PAGE EXTRACT:
_ _ _ _

Cabling & Connectors
Signals are only as good as the cable carrying them. This guide covers the wire and cable a technician works with daily — conductor sizing, coaxial cable and its impedance, twisted-pair categories, the common connectors, and the rules for choosing and installing cable safely.
Wire size is given by the American Wire Gauge (AWG) number, and the counterintuitive rule is that a smaller gauge number means a larger diameter.iAWG runs backwards: #8 wire is much thicker than #20. Each 3-gauge step roughly doubles (or halves) the cross-sectional area. Bigger conductor = more current capacity, less resistance. A #8 wire is far thicker than #20. A larger conductor carries more current with less voltage drop. The properties that matter for a conductor are its diameter/area, resistance, current capacity, and insulation rating — notably not its capacitance, which is a cable property, not a single-conductor spec.

_ _ _ _

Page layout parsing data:
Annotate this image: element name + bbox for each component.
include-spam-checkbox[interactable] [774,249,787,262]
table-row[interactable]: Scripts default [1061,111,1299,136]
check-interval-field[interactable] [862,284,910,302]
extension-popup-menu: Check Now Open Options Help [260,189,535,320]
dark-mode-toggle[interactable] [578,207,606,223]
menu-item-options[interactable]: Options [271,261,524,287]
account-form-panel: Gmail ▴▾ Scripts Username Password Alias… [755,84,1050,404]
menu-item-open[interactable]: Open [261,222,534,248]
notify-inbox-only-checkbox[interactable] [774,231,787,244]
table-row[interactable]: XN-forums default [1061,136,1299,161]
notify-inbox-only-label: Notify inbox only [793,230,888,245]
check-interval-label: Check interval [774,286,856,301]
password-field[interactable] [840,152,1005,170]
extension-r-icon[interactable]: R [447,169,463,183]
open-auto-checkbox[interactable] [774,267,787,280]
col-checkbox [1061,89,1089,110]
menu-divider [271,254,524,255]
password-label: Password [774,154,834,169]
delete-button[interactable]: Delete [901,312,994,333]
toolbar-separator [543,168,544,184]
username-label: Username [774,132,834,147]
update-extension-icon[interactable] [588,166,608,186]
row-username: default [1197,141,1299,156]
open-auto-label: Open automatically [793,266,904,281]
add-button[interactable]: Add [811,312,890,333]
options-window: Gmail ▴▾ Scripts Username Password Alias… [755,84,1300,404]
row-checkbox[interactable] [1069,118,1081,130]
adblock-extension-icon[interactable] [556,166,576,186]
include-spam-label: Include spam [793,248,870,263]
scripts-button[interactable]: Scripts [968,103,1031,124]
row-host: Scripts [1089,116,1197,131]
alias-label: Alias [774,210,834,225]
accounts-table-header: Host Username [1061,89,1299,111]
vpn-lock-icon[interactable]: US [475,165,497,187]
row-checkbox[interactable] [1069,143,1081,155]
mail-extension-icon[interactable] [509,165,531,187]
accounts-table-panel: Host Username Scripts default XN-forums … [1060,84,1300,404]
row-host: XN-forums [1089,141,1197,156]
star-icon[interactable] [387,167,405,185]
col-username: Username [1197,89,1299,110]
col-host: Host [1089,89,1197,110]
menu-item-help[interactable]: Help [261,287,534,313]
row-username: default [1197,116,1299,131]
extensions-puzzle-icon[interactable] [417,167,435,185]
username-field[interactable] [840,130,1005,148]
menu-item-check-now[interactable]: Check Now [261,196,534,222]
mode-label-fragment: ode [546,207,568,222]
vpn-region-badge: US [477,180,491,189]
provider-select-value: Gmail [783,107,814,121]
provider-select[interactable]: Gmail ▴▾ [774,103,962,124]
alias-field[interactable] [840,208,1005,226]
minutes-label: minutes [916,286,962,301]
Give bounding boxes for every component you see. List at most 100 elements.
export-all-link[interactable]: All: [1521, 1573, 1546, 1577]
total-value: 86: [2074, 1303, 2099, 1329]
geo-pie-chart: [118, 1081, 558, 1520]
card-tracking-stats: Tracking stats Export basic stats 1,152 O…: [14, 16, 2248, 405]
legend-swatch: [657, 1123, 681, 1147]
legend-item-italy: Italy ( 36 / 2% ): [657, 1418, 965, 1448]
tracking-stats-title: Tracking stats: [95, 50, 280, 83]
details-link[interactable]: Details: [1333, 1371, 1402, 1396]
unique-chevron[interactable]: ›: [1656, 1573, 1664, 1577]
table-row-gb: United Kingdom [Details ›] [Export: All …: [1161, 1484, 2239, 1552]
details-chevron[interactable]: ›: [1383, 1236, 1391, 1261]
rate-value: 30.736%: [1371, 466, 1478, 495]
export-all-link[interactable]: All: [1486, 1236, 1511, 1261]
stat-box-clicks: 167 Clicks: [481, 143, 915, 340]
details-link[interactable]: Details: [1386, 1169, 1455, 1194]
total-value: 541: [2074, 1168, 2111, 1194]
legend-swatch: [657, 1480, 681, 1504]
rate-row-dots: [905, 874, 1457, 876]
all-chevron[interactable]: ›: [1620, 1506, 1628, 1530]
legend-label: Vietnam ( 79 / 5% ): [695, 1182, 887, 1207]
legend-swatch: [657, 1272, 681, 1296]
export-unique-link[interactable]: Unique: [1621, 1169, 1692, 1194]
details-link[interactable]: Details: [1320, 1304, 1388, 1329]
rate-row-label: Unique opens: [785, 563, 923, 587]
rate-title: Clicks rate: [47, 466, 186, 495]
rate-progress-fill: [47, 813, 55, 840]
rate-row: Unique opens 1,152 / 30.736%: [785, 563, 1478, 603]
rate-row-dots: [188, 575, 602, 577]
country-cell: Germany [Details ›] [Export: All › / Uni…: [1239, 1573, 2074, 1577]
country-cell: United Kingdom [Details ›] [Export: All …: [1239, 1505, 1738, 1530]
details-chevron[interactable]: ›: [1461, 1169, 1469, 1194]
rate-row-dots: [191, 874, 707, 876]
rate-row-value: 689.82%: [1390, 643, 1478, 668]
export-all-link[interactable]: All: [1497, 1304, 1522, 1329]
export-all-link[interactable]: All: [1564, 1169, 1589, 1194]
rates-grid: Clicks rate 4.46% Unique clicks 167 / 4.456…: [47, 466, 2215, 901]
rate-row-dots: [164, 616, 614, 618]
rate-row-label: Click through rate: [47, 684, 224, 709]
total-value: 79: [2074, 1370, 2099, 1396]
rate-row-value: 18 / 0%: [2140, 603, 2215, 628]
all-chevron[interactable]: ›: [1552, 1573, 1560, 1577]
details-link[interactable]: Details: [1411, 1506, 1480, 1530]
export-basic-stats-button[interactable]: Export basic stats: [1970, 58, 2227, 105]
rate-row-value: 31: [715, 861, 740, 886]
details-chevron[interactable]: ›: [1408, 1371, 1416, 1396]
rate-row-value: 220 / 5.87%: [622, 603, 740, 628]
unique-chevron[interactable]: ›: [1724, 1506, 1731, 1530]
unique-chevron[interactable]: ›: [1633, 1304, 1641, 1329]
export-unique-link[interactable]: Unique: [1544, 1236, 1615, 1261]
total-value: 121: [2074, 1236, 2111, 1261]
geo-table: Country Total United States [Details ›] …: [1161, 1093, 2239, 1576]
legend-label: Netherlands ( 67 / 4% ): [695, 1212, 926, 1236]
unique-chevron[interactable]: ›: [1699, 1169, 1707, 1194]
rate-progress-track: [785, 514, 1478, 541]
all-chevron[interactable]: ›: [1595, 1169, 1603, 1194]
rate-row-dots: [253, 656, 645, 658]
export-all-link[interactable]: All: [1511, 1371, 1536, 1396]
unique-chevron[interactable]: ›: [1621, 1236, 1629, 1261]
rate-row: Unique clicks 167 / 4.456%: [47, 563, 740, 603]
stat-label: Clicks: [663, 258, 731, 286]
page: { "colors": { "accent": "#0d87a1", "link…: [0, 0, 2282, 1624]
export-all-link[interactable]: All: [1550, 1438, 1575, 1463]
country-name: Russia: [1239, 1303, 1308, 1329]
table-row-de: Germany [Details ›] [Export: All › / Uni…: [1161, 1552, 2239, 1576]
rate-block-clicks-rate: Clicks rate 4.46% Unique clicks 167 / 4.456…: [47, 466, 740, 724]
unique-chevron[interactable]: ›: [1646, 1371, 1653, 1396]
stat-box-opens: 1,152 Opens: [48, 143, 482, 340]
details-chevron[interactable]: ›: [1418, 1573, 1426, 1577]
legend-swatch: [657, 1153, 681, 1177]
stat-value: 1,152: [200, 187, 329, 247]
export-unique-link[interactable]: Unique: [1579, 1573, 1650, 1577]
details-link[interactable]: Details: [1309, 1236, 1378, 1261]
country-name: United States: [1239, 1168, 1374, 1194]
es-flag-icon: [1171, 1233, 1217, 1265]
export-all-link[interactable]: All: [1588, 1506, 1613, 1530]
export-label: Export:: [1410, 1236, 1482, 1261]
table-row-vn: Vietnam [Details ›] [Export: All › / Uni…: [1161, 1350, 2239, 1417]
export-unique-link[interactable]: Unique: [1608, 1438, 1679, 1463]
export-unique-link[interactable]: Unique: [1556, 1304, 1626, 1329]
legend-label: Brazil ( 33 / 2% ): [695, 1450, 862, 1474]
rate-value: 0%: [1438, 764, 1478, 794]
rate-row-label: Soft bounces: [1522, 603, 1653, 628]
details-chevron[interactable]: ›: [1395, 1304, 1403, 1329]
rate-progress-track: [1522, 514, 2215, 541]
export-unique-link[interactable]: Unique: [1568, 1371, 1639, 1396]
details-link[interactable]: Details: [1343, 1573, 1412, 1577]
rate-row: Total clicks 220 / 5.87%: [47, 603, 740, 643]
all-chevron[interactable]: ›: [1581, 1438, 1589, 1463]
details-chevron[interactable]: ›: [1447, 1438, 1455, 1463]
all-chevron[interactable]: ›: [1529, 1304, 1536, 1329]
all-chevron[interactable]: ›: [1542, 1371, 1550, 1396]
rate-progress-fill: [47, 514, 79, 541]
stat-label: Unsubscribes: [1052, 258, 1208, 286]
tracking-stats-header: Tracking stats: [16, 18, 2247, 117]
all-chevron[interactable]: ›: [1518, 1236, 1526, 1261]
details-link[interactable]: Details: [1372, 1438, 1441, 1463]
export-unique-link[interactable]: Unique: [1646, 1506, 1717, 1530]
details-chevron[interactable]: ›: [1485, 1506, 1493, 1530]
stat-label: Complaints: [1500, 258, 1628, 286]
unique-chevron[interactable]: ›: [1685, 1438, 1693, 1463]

_ _ _ _

ACTIVITY A:
List the properties the cabling guide says matter for a conductor.
ACTIVITY B:
Answer these questions from the cabling guide:
(i) What does the abbreviation AWG stand for?
(ii) How does each 3-gauge step change a wire's cross-sectional area?
(iii) What kind of property does the guide say capacitance is?
ACTIVITY C:
Translate this sentence from the cabling guide into Spanish: "A larger conductor carries more current with less voltage drop."

YOUR RESPONSE A:
Diameter/area
Resistance
Current capacity
Insulation rating

YOUR RESPONSE B:
(i) American Wire Gauge.
(ii) It roughly doubles or halves it.
(iii) A cable property, not a single-conductor spec.

YOUR RESPONSE C:
Un conductor más grande transporta más corriente con menos caída de tensión.